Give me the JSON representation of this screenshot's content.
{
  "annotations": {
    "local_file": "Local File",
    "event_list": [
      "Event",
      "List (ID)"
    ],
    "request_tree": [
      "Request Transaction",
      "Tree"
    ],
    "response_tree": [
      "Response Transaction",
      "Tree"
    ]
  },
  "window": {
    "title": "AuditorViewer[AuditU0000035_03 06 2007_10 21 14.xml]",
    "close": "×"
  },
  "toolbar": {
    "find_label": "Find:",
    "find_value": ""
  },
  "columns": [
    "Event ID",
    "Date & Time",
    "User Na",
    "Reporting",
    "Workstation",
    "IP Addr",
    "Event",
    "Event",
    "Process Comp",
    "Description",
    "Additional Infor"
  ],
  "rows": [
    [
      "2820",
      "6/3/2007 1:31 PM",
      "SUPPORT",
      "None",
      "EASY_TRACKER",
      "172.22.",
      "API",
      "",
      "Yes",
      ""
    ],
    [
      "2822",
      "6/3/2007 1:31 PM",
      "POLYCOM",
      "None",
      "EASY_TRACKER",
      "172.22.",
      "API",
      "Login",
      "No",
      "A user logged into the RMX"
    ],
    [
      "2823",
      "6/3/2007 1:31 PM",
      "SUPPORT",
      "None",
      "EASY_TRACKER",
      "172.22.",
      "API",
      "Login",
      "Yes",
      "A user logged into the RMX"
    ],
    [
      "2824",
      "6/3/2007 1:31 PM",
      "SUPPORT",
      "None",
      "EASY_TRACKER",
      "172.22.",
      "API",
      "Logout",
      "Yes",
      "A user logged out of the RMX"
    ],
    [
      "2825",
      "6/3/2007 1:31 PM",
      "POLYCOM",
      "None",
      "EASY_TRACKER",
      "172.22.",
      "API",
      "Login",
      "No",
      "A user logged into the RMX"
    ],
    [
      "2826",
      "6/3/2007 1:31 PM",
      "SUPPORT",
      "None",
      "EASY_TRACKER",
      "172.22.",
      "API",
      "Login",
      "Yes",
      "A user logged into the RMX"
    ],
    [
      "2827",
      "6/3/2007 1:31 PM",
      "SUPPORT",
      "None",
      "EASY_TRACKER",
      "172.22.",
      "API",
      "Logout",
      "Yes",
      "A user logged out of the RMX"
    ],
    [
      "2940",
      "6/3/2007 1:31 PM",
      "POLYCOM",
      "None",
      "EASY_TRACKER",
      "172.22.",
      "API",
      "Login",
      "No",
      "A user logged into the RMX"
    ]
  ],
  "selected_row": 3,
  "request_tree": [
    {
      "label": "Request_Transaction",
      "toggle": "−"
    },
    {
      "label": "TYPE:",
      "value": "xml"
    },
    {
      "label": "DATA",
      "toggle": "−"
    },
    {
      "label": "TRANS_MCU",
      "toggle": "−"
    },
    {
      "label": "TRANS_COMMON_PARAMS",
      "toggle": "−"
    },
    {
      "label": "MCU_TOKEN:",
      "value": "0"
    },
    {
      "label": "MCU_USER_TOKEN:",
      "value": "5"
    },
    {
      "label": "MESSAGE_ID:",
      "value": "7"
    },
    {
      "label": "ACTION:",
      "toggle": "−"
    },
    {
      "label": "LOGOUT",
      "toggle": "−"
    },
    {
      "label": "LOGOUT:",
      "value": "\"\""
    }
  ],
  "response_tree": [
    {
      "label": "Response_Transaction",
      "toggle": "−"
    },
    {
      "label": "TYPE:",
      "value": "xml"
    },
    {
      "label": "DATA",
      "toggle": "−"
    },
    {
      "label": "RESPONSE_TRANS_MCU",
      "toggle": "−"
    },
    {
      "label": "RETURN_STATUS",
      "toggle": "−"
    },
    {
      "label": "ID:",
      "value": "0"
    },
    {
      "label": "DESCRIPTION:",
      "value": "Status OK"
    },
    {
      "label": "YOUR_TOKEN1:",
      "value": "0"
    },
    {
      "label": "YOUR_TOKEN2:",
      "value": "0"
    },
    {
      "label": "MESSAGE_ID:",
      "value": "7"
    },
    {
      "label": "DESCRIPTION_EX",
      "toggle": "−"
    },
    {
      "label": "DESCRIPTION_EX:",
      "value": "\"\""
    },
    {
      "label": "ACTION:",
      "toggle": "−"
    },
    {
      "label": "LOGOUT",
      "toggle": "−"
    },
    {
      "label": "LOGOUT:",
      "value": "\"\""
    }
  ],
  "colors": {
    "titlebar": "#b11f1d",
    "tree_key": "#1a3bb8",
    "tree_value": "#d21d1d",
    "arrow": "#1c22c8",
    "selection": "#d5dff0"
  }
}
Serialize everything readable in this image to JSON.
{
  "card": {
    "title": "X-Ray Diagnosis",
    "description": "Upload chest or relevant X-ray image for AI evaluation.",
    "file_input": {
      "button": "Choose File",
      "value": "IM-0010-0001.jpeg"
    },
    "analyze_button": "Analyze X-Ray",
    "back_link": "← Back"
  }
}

# Prompt
The required output is the exact sequence of lines from the one containing "Serialize everything readable" through the end of the listing, both endpoints included.

# Full solution
Serialize everything readable in this image to JSON.
{
  "card": {
    "title": "X-Ray Diagnosis",
    "description": "Upload chest or relevant X-ray image for AI evaluation.",
    "file_input": {
      "button": "Choose File",
      "value": "IM-0010-0001.jpeg"
    },
    "analyze_button": "Analyze X-Ray",
    "back_link": "← Back"
  }
}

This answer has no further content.